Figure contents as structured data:
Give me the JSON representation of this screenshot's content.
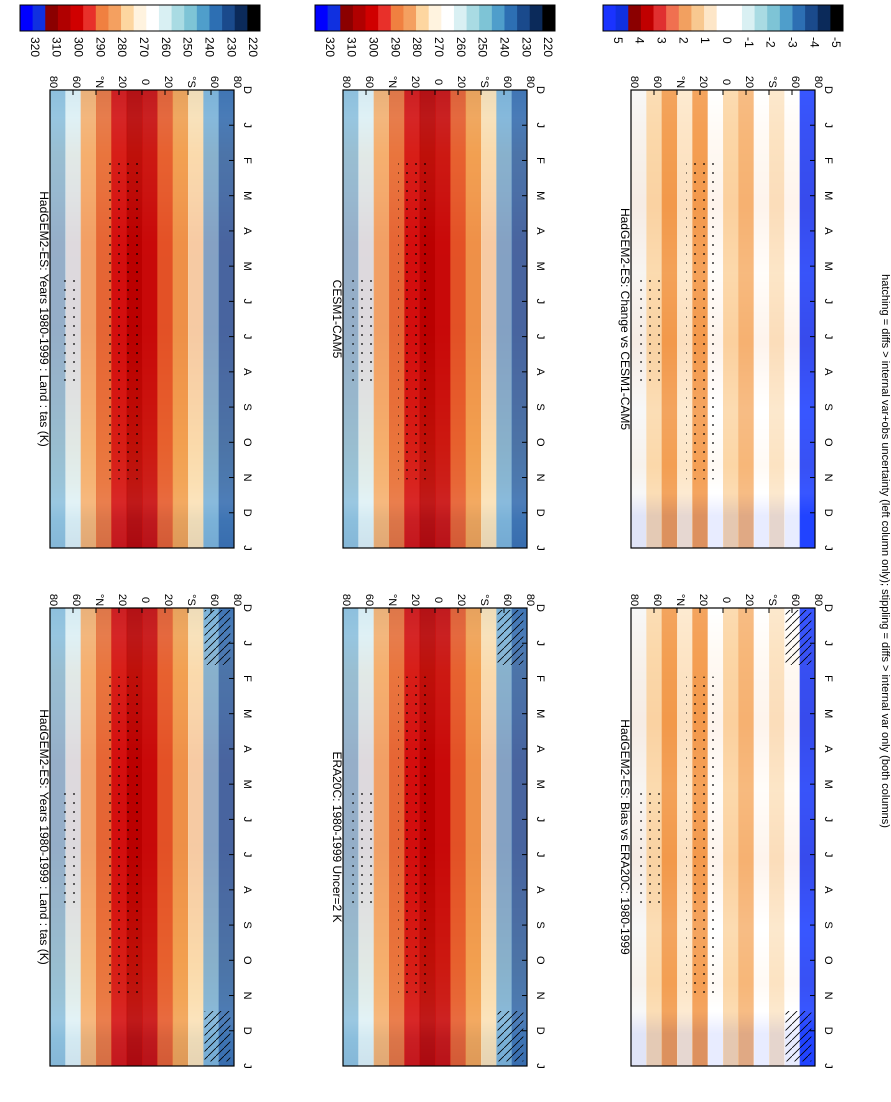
{
  "footer_note": "hatching = diffs > internal var+obs uncertainty (left column only); stippling = diffs > internal var only (both columns)",
  "abs_colorbar": {
    "labels": [
      "320",
      "310",
      "300",
      "290",
      "280",
      "270",
      "260",
      "250",
      "240",
      "230",
      "220"
    ]
  },
  "diff_colorbar": {
    "labels": [
      "5",
      "4",
      "3",
      "2",
      "1",
      "0",
      "-1",
      "-2",
      "-3",
      "-4",
      "-5"
    ]
  },
  "chart_data": [
    {
      "type": "heatmap",
      "title": "HadGEM2-ES: Years 1980-1999 : Land : tas (K)",
      "x": [
        "D",
        "J",
        "F",
        "M",
        "A",
        "M",
        "J",
        "J",
        "A",
        "S",
        "O",
        "N",
        "D",
        "J"
      ],
      "y_ticks": [
        "80",
        "60",
        "°N",
        "20",
        "0",
        "20",
        "°S",
        "60",
        "80"
      ],
      "color_scale": "abs",
      "lat_range": [
        -90,
        90
      ],
      "overlays": [
        "stippling",
        "hatching"
      ]
    },
    {
      "type": "heatmap",
      "title": "HadGEM2-ES: Years 1980-1999 : Land : tas (K)",
      "x": [
        "D",
        "J",
        "F",
        "M",
        "A",
        "M",
        "J",
        "J",
        "A",
        "S",
        "O",
        "N",
        "D",
        "J"
      ],
      "y_ticks": [
        "80",
        "60",
        "°N",
        "20",
        "0",
        "20",
        "°S",
        "60",
        "80"
      ],
      "color_scale": "abs",
      "lat_range": [
        -90,
        90
      ],
      "overlays": [
        "stippling"
      ]
    },
    {
      "type": "heatmap",
      "title": "ERA20C: 1980-1999 Uncer=2 K",
      "x": [
        "D",
        "J",
        "F",
        "M",
        "A",
        "M",
        "J",
        "J",
        "A",
        "S",
        "O",
        "N",
        "D",
        "J"
      ],
      "y_ticks": [
        "80",
        "60",
        "°N",
        "20",
        "0",
        "20",
        "°S",
        "60",
        "80"
      ],
      "color_scale": "abs",
      "lat_range": [
        -90,
        90
      ],
      "overlays": [
        "stippling",
        "hatching"
      ]
    },
    {
      "type": "heatmap",
      "title": "CESM1-CAM5",
      "x": [
        "D",
        "J",
        "F",
        "M",
        "A",
        "M",
        "J",
        "J",
        "A",
        "S",
        "O",
        "N",
        "D",
        "J"
      ],
      "y_ticks": [
        "80",
        "60",
        "°N",
        "20",
        "0",
        "20",
        "°S",
        "60",
        "80"
      ],
      "color_scale": "abs",
      "lat_range": [
        -90,
        90
      ],
      "overlays": [
        "stippling"
      ]
    },
    {
      "type": "heatmap",
      "title": "HadGEM2-ES: Bias vs ERA20C: 1980-1999",
      "x": [
        "D",
        "J",
        "F",
        "M",
        "A",
        "M",
        "J",
        "J",
        "A",
        "S",
        "O",
        "N",
        "D",
        "J"
      ],
      "y_ticks": [
        "80",
        "60",
        "°N",
        "20",
        "0",
        "20",
        "°S",
        "60",
        "80"
      ],
      "color_scale": "diff",
      "lat_range": [
        -90,
        90
      ],
      "overlays": [
        "stippling",
        "hatching"
      ]
    },
    {
      "type": "heatmap",
      "title": "HadGEM2-ES: Change vs CESM1-CAM5",
      "x": [
        "D",
        "J",
        "F",
        "M",
        "A",
        "M",
        "J",
        "J",
        "A",
        "S",
        "O",
        "N",
        "D",
        "J"
      ],
      "y_ticks": [
        "80",
        "60",
        "°N",
        "20",
        "0",
        "20",
        "°S",
        "60",
        "80"
      ],
      "color_scale": "diff",
      "lat_range": [
        -90,
        90
      ],
      "overlays": [
        "stippling"
      ]
    }
  ]
}
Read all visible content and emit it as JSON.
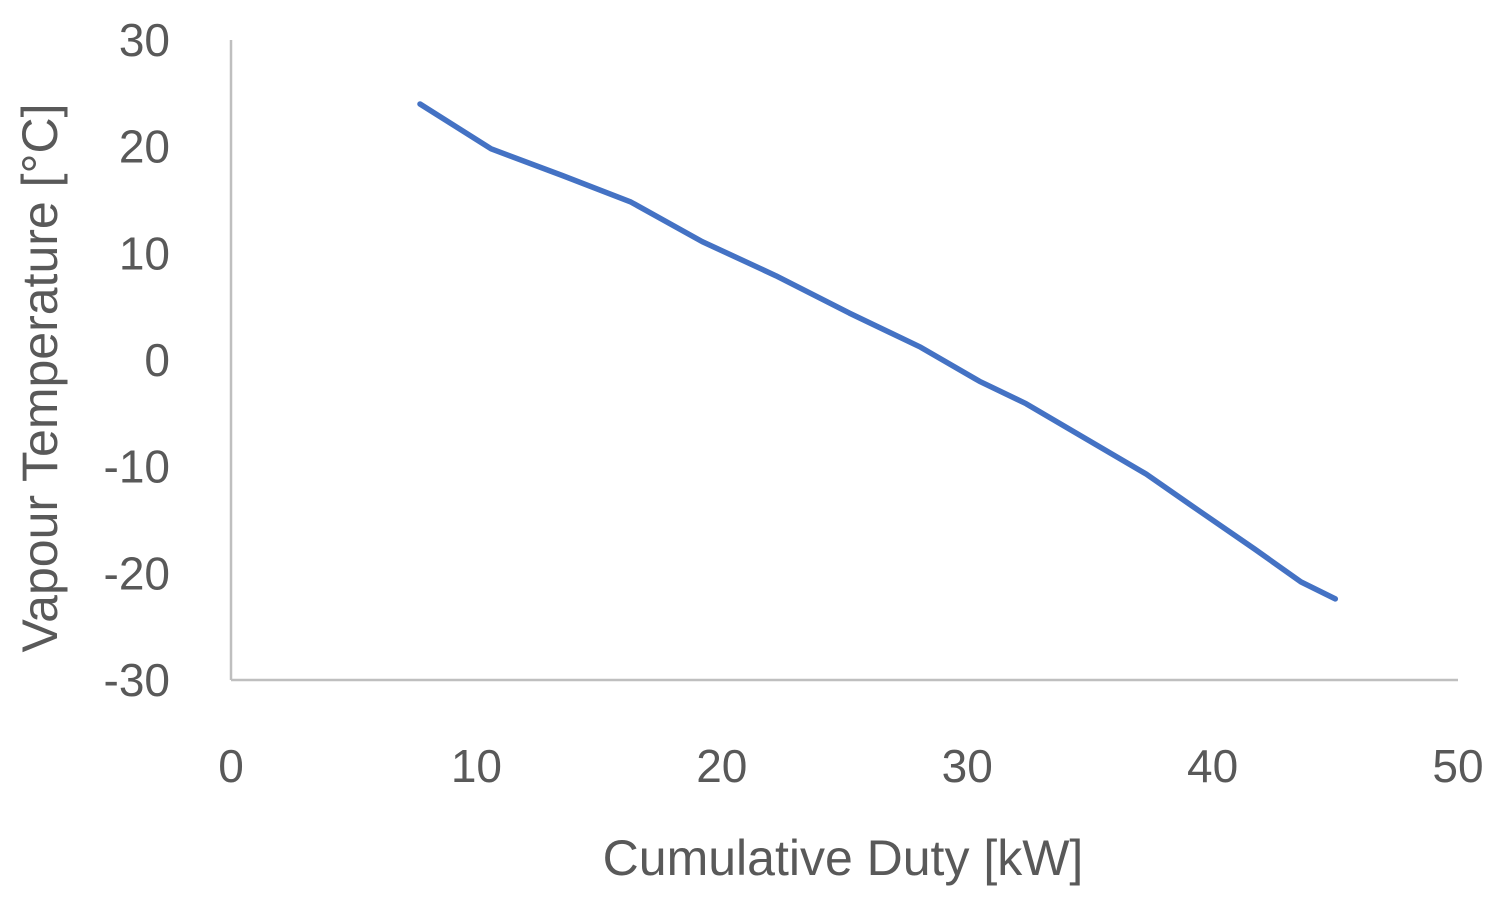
{
  "chart_data": {
    "type": "line",
    "title": "",
    "xlabel": "Cumulative Duty [kW]",
    "ylabel": "Vapour Temperature [°C]",
    "xlim": [
      0,
      50
    ],
    "ylim": [
      -30,
      30
    ],
    "x_ticks": [
      "0",
      "10",
      "20",
      "30",
      "40",
      "50"
    ],
    "y_ticks": [
      "30",
      "20",
      "10",
      "0",
      "-10",
      "-20",
      "-30"
    ],
    "grid": false,
    "legend": "none",
    "series": [
      {
        "color": "#4472c4",
        "x": [
          7.7,
          10.6,
          13.5,
          16.3,
          19.2,
          22.2,
          25.2,
          28.1,
          30.5,
          32.4,
          35.0,
          37.3,
          39.3,
          41.7,
          43.6,
          45.0
        ],
        "y": [
          24.0,
          19.8,
          17.3,
          14.8,
          11.1,
          7.9,
          4.4,
          1.2,
          -2.0,
          -4.1,
          -7.6,
          -10.7,
          -13.9,
          -17.7,
          -20.8,
          -22.4
        ]
      }
    ]
  }
}
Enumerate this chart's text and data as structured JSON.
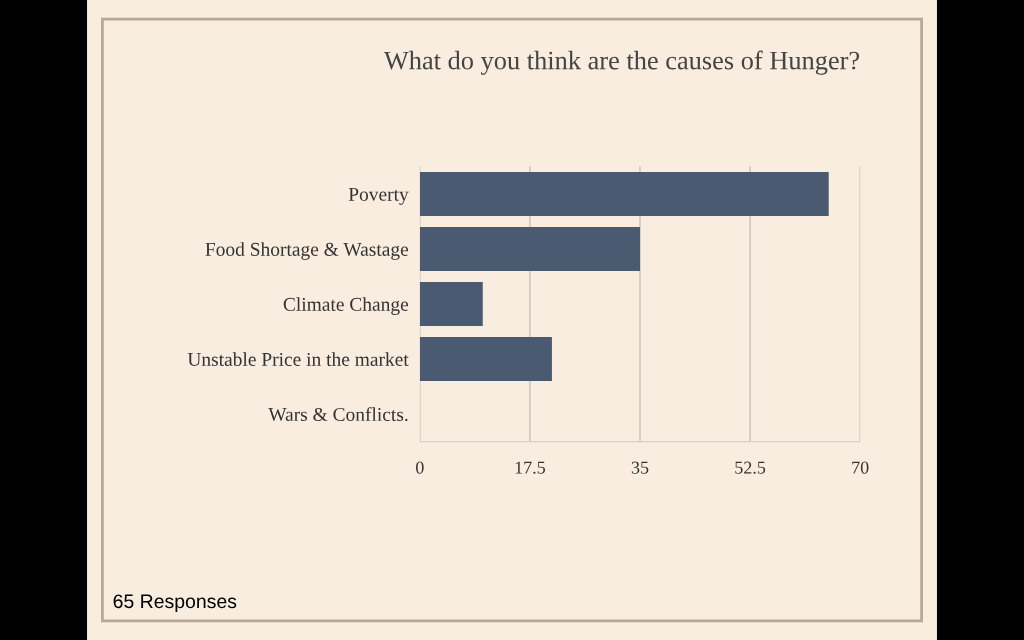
{
  "chart_data": {
    "type": "bar",
    "title": "What do you think are the causes of Hunger?",
    "orientation": "horizontal",
    "categories": [
      "Poverty",
      "Food Shortage & Wastage",
      "Climate Change",
      "Unstable Price in the market",
      "Wars & Conflicts."
    ],
    "values": [
      65,
      35,
      10,
      21,
      0
    ],
    "color": "#4a5a70",
    "xlim": [
      0,
      70
    ],
    "xticks": [
      0,
      17.5,
      35,
      52.5,
      70
    ],
    "grid": "x",
    "annotations": [
      "65 Responses"
    ]
  }
}
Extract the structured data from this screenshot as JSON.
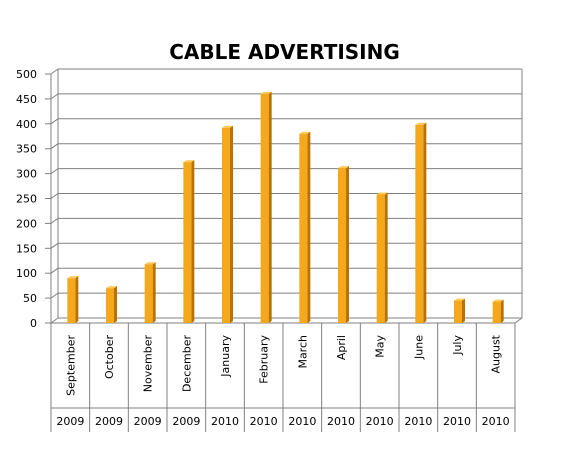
{
  "chart_data": {
    "type": "bar",
    "title": "CABLE ADVERTISING",
    "categories": [
      "September",
      "October",
      "November",
      "December",
      "January",
      "February",
      "March",
      "April",
      "May",
      "June",
      "July",
      "August"
    ],
    "years": [
      "2009",
      "2009",
      "2009",
      "2009",
      "2010",
      "2010",
      "2010",
      "2010",
      "2010",
      "2010",
      "2010",
      "2010"
    ],
    "values": [
      90,
      70,
      118,
      323,
      392,
      460,
      380,
      311,
      258,
      398,
      45,
      43
    ],
    "ylim": [
      0,
      500
    ],
    "yticks": [
      0,
      50,
      100,
      150,
      200,
      250,
      300,
      350,
      400,
      450,
      500
    ],
    "grid": true,
    "legend": "none",
    "xlabel": "",
    "ylabel": ""
  },
  "colors": {
    "bar_front": "#f5a81c",
    "bar_side": "#b87200",
    "bar_top": "#ffc95a",
    "grid": "#808080"
  }
}
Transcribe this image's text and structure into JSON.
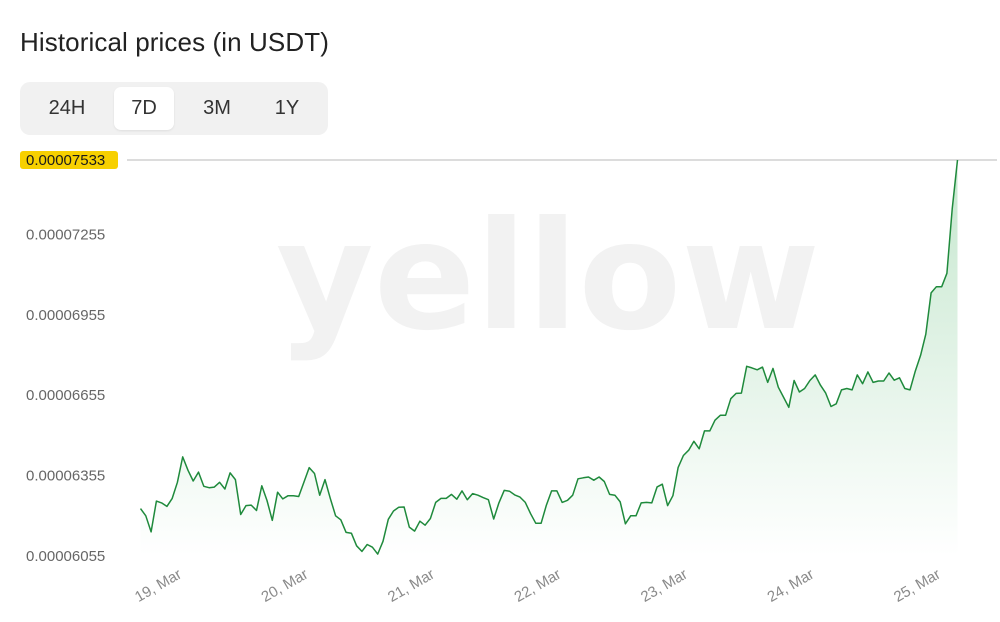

Problem to solve: Write out all the entries exactly, except for the pictures.

Response to this exercise:
Give me the JSON representation of this screenshot's content.
{
  "footer_note": "hatching = diffs > internal var+obs uncertainty (left column only); stippling = diffs > internal var only (both columns)",
  "abs_colorbar": {
    "labels": [
      "320",
      "310",
      "300",
      "290",
      "280",
      "270",
      "260",
      "250",
      "240",
      "230",
      "220"
    ]
  },
  "diff_colorbar": {
    "labels": [
      "5",
      "4",
      "3",
      "2",
      "1",
      "0",
      "-1",
      "-2",
      "-3",
      "-4",
      "-5"
    ]
  },
  "chart_data": [
    {
      "type": "heatmap",
      "title": "HadGEM2-ES: Years 1980-1999 : Land : tas (K)",
      "x": [
        "D",
        "J",
        "F",
        "M",
        "A",
        "M",
        "J",
        "J",
        "A",
        "S",
        "O",
        "N",
        "D",
        "J"
      ],
      "y_ticks": [
        "80",
        "60",
        "°N",
        "20",
        "0",
        "20",
        "°S",
        "60",
        "80"
      ],
      "color_scale": "abs",
      "lat_range": [
        -90,
        90
      ],
      "overlays": [
        "stippling",
        "hatching"
      ]
    },
    {
      "type": "heatmap",
      "title": "HadGEM2-ES: Years 1980-1999 : Land : tas (K)",
      "x": [
        "D",
        "J",
        "F",
        "M",
        "A",
        "M",
        "J",
        "J",
        "A",
        "S",
        "O",
        "N",
        "D",
        "J"
      ],
      "y_ticks": [
        "80",
        "60",
        "°N",
        "20",
        "0",
        "20",
        "°S",
        "60",
        "80"
      ],
      "color_scale": "abs",
      "lat_range": [
        -90,
        90
      ],
      "overlays": [
        "stippling"
      ]
    },
    {
      "type": "heatmap",
      "title": "ERA20C: 1980-1999 Uncer=2 K",
      "x": [
        "D",
        "J",
        "F",
        "M",
        "A",
        "M",
        "J",
        "J",
        "A",
        "S",
        "O",
        "N",
        "D",
        "J"
      ],
      "y_ticks": [
        "80",
        "60",
        "°N",
        "20",
        "0",
        "20",
        "°S",
        "60",
        "80"
      ],
      "color_scale": "abs",
      "lat_range": [
        -90,
        90
      ],
      "overlays": [
        "stippling",
        "hatching"
      ]
    },
    {
      "type": "heatmap",
      "title": "CESM1-CAM5",
      "x": [
        "D",
        "J",
        "F",
        "M",
        "A",
        "M",
        "J",
        "J",
        "A",
        "S",
        "O",
        "N",
        "D",
        "J"
      ],
      "y_ticks": [
        "80",
        "60",
        "°N",
        "20",
        "0",
        "20",
        "°S",
        "60",
        "80"
      ],
      "color_scale": "abs",
      "lat_range": [
        -90,
        90
      ],
      "overlays": [
        "stippling"
      ]
    },
    {
      "type": "heatmap",
      "title": "HadGEM2-ES: Bias vs ERA20C: 1980-1999",
      "x": [
        "D",
        "J",
        "F",
        "M",
        "A",
        "M",
        "J",
        "J",
        "A",
        "S",
        "O",
        "N",
        "D",
        "J"
      ],
      "y_ticks": [
        "80",
        "60",
        "°N",
        "20",
        "0",
        "20",
        "°S",
        "60",
        "80"
      ],
      "color_scale": "diff",
      "lat_range": [
        -90,
        90
      ],
      "overlays": [
        "stippling",
        "hatching"
      ]
    },
    {
      "type": "heatmap",
      "title": "HadGEM2-ES: Change vs CESM1-CAM5",
      "x": [
        "D",
        "J",
        "F",
        "M",
        "A",
        "M",
        "J",
        "J",
        "A",
        "S",
        "O",
        "N",
        "D",
        "J"
      ],
      "y_ticks": [
        "80",
        "60",
        "°N",
        "20",
        "0",
        "20",
        "°S",
        "60",
        "80"
      ],
      "color_scale": "diff",
      "lat_range": [
        -90,
        90
      ],
      "overlays": [
        "stippling"
      ]
    }
  ]
}
Read all visible content and emit it as JSON.
{
  "chart_data": {
    "type": "line",
    "title": "",
    "xlabel": "Cumulative Duty [kW]",
    "ylabel": "Vapour Temperature [°C]",
    "xlim": [
      0,
      50
    ],
    "ylim": [
      -30,
      30
    ],
    "x_ticks": [
      "0",
      "10",
      "20",
      "30",
      "40",
      "50"
    ],
    "y_ticks": [
      "30",
      "20",
      "10",
      "0",
      "-10",
      "-20",
      "-30"
    ],
    "grid": false,
    "legend": "none",
    "series": [
      {
        "color": "#4472c4",
        "x": [
          7.7,
          10.6,
          13.5,
          16.3,
          19.2,
          22.2,
          25.2,
          28.1,
          30.5,
          32.4,
          35.0,
          37.3,
          39.3,
          41.7,
          43.6,
          45.0
        ],
        "y": [
          24.0,
          19.8,
          17.3,
          14.8,
          11.1,
          7.9,
          4.4,
          1.2,
          -2.0,
          -4.1,
          -7.6,
          -10.7,
          -13.9,
          -17.7,
          -20.8,
          -22.4
        ]
      }
    ]
  }
}
Enumerate this chart's text and data as structured JSON.
{
  "chart_data": {
    "type": "bar",
    "title": "What do you think are the causes of Hunger?",
    "orientation": "horizontal",
    "categories": [
      "Poverty",
      "Food Shortage & Wastage",
      "Climate Change",
      "Unstable Price in the market",
      "Wars & Conflicts."
    ],
    "values": [
      65,
      35,
      10,
      21,
      0
    ],
    "color": "#4a5a70",
    "xlim": [
      0,
      70
    ],
    "xticks": [
      0,
      17.5,
      35,
      52.5,
      70
    ],
    "grid": "x",
    "annotations": [
      "65 Responses"
    ]
  }
}
Extract the structured data from this screenshot as JSON.
{
  "chart_data": {
    "type": "bar",
    "title": "CABLE ADVERTISING",
    "categories": [
      "September",
      "October",
      "November",
      "December",
      "January",
      "February",
      "March",
      "April",
      "May",
      "June",
      "July",
      "August"
    ],
    "years": [
      "2009",
      "2009",
      "2009",
      "2009",
      "2010",
      "2010",
      "2010",
      "2010",
      "2010",
      "2010",
      "2010",
      "2010"
    ],
    "values": [
      90,
      70,
      118,
      323,
      392,
      460,
      380,
      311,
      258,
      398,
      45,
      43
    ],
    "ylim": [
      0,
      500
    ],
    "yticks": [
      0,
      50,
      100,
      150,
      200,
      250,
      300,
      350,
      400,
      450,
      500
    ],
    "grid": true,
    "legend": "none",
    "xlabel": "",
    "ylabel": ""
  },
  "colors": {
    "bar_front": "#f5a81c",
    "bar_side": "#b87200",
    "bar_top": "#ffc95a",
    "grid": "#808080"
  }
}
Transcribe this image's text and structure into JSON.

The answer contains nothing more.